Items from a dataset
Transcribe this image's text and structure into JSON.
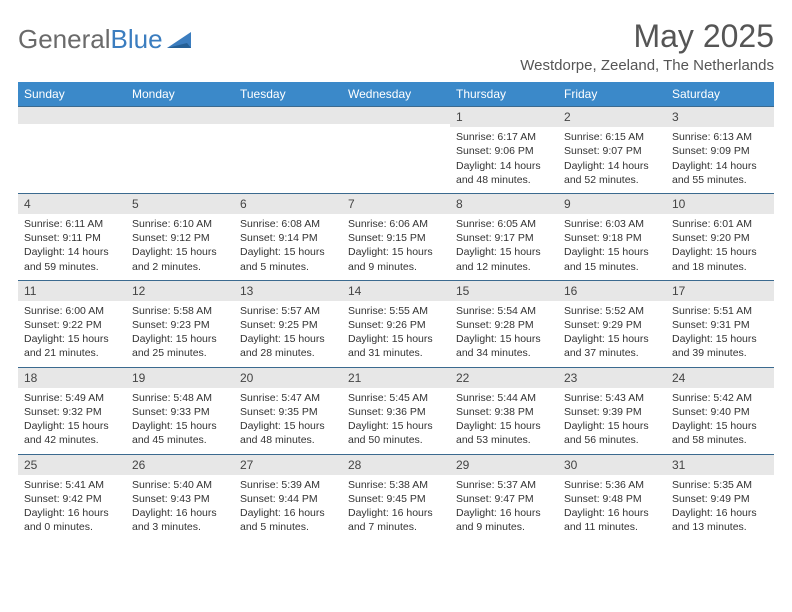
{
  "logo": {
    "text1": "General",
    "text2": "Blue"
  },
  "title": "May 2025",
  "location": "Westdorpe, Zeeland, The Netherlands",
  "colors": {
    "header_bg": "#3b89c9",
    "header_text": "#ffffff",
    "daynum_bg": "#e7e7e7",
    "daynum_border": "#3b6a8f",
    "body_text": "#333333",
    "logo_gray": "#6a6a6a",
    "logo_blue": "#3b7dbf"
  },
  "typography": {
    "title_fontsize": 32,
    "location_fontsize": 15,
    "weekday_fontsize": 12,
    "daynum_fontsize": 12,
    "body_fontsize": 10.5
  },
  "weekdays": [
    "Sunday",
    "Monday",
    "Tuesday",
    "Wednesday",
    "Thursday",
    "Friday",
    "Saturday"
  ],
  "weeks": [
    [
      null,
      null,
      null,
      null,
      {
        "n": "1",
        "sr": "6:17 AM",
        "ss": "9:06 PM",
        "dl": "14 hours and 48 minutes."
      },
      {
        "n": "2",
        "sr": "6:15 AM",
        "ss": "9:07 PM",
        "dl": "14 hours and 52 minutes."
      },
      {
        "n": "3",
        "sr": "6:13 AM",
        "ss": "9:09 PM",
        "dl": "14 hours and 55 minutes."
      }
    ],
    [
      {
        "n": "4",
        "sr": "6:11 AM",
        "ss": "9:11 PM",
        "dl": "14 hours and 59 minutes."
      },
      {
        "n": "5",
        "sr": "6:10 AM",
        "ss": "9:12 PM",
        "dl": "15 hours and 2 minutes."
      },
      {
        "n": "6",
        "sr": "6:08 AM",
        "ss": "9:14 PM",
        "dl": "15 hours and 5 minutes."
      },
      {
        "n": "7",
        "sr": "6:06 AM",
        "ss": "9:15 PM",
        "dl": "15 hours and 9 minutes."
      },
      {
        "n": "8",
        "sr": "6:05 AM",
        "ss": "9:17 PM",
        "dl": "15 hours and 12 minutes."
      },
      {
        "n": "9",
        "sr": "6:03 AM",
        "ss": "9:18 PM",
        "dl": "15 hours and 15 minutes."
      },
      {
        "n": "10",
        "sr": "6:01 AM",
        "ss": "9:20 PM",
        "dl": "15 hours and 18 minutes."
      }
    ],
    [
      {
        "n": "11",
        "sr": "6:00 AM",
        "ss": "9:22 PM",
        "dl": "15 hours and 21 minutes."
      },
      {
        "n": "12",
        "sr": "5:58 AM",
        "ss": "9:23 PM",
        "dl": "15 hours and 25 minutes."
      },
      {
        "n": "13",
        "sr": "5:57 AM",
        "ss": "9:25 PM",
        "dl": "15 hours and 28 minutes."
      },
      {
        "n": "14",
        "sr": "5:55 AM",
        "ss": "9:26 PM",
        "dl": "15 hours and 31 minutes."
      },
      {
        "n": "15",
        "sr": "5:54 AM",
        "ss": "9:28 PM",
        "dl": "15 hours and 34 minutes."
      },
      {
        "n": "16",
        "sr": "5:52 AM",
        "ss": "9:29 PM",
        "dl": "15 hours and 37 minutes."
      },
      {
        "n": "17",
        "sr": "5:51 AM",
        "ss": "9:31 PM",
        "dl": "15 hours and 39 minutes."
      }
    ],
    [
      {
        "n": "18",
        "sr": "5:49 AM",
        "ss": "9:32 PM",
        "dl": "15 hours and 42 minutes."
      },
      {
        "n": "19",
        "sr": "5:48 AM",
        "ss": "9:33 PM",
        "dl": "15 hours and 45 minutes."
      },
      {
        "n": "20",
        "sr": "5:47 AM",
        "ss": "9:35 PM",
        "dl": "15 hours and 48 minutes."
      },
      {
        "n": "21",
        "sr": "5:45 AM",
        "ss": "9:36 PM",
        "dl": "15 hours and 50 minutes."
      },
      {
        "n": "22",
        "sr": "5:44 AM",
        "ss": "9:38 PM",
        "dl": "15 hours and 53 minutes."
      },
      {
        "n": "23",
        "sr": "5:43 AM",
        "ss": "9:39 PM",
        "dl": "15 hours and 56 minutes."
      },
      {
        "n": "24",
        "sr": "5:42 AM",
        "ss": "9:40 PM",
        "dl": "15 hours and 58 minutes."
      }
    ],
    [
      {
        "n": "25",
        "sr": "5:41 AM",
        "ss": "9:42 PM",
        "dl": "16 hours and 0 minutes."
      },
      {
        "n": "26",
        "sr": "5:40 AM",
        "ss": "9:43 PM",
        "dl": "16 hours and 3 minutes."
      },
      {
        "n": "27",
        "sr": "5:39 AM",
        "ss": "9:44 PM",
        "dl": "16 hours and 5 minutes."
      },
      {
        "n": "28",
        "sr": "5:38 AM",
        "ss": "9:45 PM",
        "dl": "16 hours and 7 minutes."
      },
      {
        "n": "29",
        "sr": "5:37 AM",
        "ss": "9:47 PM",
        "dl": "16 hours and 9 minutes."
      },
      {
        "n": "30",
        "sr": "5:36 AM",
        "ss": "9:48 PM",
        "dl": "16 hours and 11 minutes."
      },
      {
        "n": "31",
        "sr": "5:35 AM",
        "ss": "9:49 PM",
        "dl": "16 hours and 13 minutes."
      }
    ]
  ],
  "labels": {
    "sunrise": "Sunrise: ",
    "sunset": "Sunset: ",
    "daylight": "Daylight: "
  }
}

§ **REQUIREMENT**: Each entry shown above must be quoted exactly, with its pictures left out.

§ **EXERCISE ANSWER**:
Transcribe this image's text and structure into JSON.
{
  "logo": {
    "text1": "General",
    "text2": "Blue"
  },
  "title": "May 2025",
  "location": "Westdorpe, Zeeland, The Netherlands",
  "colors": {
    "header_bg": "#3b89c9",
    "header_text": "#ffffff",
    "daynum_bg": "#e7e7e7",
    "daynum_border": "#3b6a8f",
    "body_text": "#333333",
    "logo_gray": "#6a6a6a",
    "logo_blue": "#3b7dbf"
  },
  "typography": {
    "title_fontsize": 32,
    "location_fontsize": 15,
    "weekday_fontsize": 12,
    "daynum_fontsize": 12,
    "body_fontsize": 10.5
  },
  "weekdays": [
    "Sunday",
    "Monday",
    "Tuesday",
    "Wednesday",
    "Thursday",
    "Friday",
    "Saturday"
  ],
  "weeks": [
    [
      null,
      null,
      null,
      null,
      {
        "n": "1",
        "sr": "6:17 AM",
        "ss": "9:06 PM",
        "dl": "14 hours and 48 minutes."
      },
      {
        "n": "2",
        "sr": "6:15 AM",
        "ss": "9:07 PM",
        "dl": "14 hours and 52 minutes."
      },
      {
        "n": "3",
        "sr": "6:13 AM",
        "ss": "9:09 PM",
        "dl": "14 hours and 55 minutes."
      }
    ],
    [
      {
        "n": "4",
        "sr": "6:11 AM",
        "ss": "9:11 PM",
        "dl": "14 hours and 59 minutes."
      },
      {
        "n": "5",
        "sr": "6:10 AM",
        "ss": "9:12 PM",
        "dl": "15 hours and 2 minutes."
      },
      {
        "n": "6",
        "sr": "6:08 AM",
        "ss": "9:14 PM",
        "dl": "15 hours and 5 minutes."
      },
      {
        "n": "7",
        "sr": "6:06 AM",
        "ss": "9:15 PM",
        "dl": "15 hours and 9 minutes."
      },
      {
        "n": "8",
        "sr": "6:05 AM",
        "ss": "9:17 PM",
        "dl": "15 hours and 12 minutes."
      },
      {
        "n": "9",
        "sr": "6:03 AM",
        "ss": "9:18 PM",
        "dl": "15 hours and 15 minutes."
      },
      {
        "n": "10",
        "sr": "6:01 AM",
        "ss": "9:20 PM",
        "dl": "15 hours and 18 minutes."
      }
    ],
    [
      {
        "n": "11",
        "sr": "6:00 AM",
        "ss": "9:22 PM",
        "dl": "15 hours and 21 minutes."
      },
      {
        "n": "12",
        "sr": "5:58 AM",
        "ss": "9:23 PM",
        "dl": "15 hours and 25 minutes."
      },
      {
        "n": "13",
        "sr": "5:57 AM",
        "ss": "9:25 PM",
        "dl": "15 hours and 28 minutes."
      },
      {
        "n": "14",
        "sr": "5:55 AM",
        "ss": "9:26 PM",
        "dl": "15 hours and 31 minutes."
      },
      {
        "n": "15",
        "sr": "5:54 AM",
        "ss": "9:28 PM",
        "dl": "15 hours and 34 minutes."
      },
      {
        "n": "16",
        "sr": "5:52 AM",
        "ss": "9:29 PM",
        "dl": "15 hours and 37 minutes."
      },
      {
        "n": "17",
        "sr": "5:51 AM",
        "ss": "9:31 PM",
        "dl": "15 hours and 39 minutes."
      }
    ],
    [
      {
        "n": "18",
        "sr": "5:49 AM",
        "ss": "9:32 PM",
        "dl": "15 hours and 42 minutes."
      },
      {
        "n": "19",
        "sr": "5:48 AM",
        "ss": "9:33 PM",
        "dl": "15 hours and 45 minutes."
      },
      {
        "n": "20",
        "sr": "5:47 AM",
        "ss": "9:35 PM",
        "dl": "15 hours and 48 minutes."
      },
      {
        "n": "21",
        "sr": "5:45 AM",
        "ss": "9:36 PM",
        "dl": "15 hours and 50 minutes."
      },
      {
        "n": "22",
        "sr": "5:44 AM",
        "ss": "9:38 PM",
        "dl": "15 hours and 53 minutes."
      },
      {
        "n": "23",
        "sr": "5:43 AM",
        "ss": "9:39 PM",
        "dl": "15 hours and 56 minutes."
      },
      {
        "n": "24",
        "sr": "5:42 AM",
        "ss": "9:40 PM",
        "dl": "15 hours and 58 minutes."
      }
    ],
    [
      {
        "n": "25",
        "sr": "5:41 AM",
        "ss": "9:42 PM",
        "dl": "16 hours and 0 minutes."
      },
      {
        "n": "26",
        "sr": "5:40 AM",
        "ss": "9:43 PM",
        "dl": "16 hours and 3 minutes."
      },
      {
        "n": "27",
        "sr": "5:39 AM",
        "ss": "9:44 PM",
        "dl": "16 hours and 5 minutes."
      },
      {
        "n": "28",
        "sr": "5:38 AM",
        "ss": "9:45 PM",
        "dl": "16 hours and 7 minutes."
      },
      {
        "n": "29",
        "sr": "5:37 AM",
        "ss": "9:47 PM",
        "dl": "16 hours and 9 minutes."
      },
      {
        "n": "30",
        "sr": "5:36 AM",
        "ss": "9:48 PM",
        "dl": "16 hours and 11 minutes."
      },
      {
        "n": "31",
        "sr": "5:35 AM",
        "ss": "9:49 PM",
        "dl": "16 hours and 13 minutes."
      }
    ]
  ],
  "labels": {
    "sunrise": "Sunrise: ",
    "sunset": "Sunset: ",
    "daylight": "Daylight: "
  }
}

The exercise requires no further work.